* Exercise material *

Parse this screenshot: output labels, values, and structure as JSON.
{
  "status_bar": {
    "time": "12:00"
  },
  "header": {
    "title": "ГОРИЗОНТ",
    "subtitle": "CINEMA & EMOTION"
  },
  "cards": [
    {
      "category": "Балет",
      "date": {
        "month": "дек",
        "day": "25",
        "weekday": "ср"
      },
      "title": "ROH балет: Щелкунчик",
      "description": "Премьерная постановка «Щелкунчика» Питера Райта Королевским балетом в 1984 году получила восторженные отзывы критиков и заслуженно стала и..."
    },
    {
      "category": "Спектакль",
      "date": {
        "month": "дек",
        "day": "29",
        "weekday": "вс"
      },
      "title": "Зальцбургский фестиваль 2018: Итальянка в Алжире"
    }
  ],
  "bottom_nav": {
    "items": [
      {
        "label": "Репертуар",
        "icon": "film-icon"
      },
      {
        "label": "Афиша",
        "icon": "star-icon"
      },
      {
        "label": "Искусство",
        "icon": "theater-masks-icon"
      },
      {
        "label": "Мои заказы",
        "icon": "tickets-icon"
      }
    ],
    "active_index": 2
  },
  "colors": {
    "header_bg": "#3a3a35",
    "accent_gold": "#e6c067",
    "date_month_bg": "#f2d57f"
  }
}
--
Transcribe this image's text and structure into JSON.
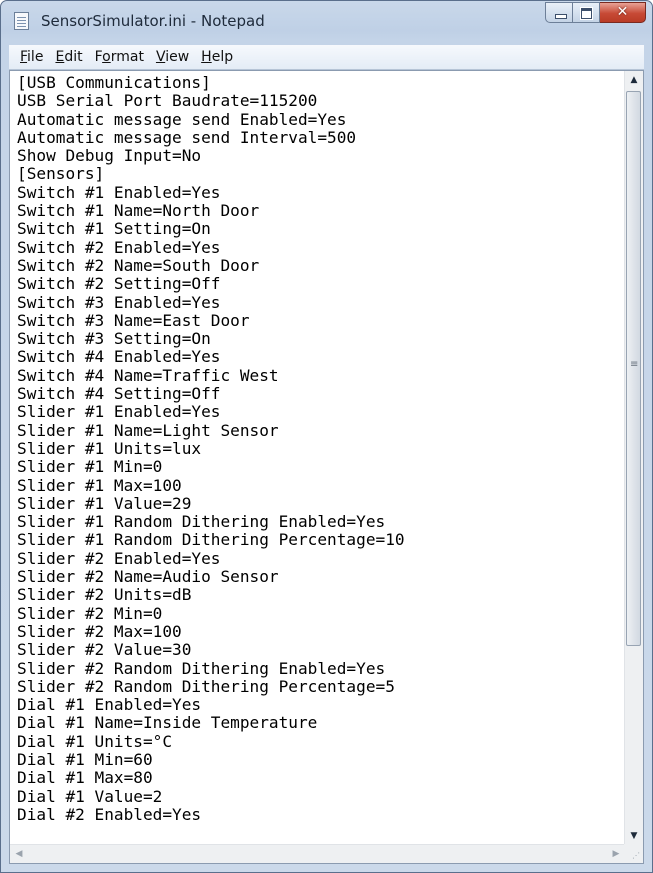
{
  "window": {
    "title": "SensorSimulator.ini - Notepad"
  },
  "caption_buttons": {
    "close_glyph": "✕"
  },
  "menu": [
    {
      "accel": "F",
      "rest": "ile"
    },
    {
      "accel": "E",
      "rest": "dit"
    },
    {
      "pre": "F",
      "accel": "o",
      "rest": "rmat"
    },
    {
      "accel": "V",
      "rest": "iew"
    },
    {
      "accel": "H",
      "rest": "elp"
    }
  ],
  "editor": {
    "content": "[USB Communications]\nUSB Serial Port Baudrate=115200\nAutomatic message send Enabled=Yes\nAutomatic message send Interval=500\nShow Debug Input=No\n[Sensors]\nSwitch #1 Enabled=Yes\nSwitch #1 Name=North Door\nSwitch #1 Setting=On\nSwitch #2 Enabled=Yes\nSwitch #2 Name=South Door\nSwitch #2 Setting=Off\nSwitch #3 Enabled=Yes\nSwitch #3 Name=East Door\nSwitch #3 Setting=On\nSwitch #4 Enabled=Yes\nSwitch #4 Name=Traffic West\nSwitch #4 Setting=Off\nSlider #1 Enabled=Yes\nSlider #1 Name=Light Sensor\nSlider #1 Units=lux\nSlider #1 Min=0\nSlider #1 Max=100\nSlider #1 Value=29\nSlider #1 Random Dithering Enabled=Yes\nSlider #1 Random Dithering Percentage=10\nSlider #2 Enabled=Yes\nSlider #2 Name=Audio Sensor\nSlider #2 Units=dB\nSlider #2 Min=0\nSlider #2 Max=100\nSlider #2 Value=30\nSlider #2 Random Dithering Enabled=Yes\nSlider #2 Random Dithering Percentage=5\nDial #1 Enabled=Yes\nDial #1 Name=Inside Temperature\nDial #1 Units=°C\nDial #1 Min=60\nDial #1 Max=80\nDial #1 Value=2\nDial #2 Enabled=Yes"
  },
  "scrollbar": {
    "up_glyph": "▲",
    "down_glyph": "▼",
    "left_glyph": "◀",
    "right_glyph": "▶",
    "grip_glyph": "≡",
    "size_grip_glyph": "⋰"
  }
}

* What the task requires *
Write out every line of the preceding listing that contains "structure".

* Answer below *
Parse this screenshot: output labels, values, and structure as JSON.
Transcribe this image's text and structure into JSON.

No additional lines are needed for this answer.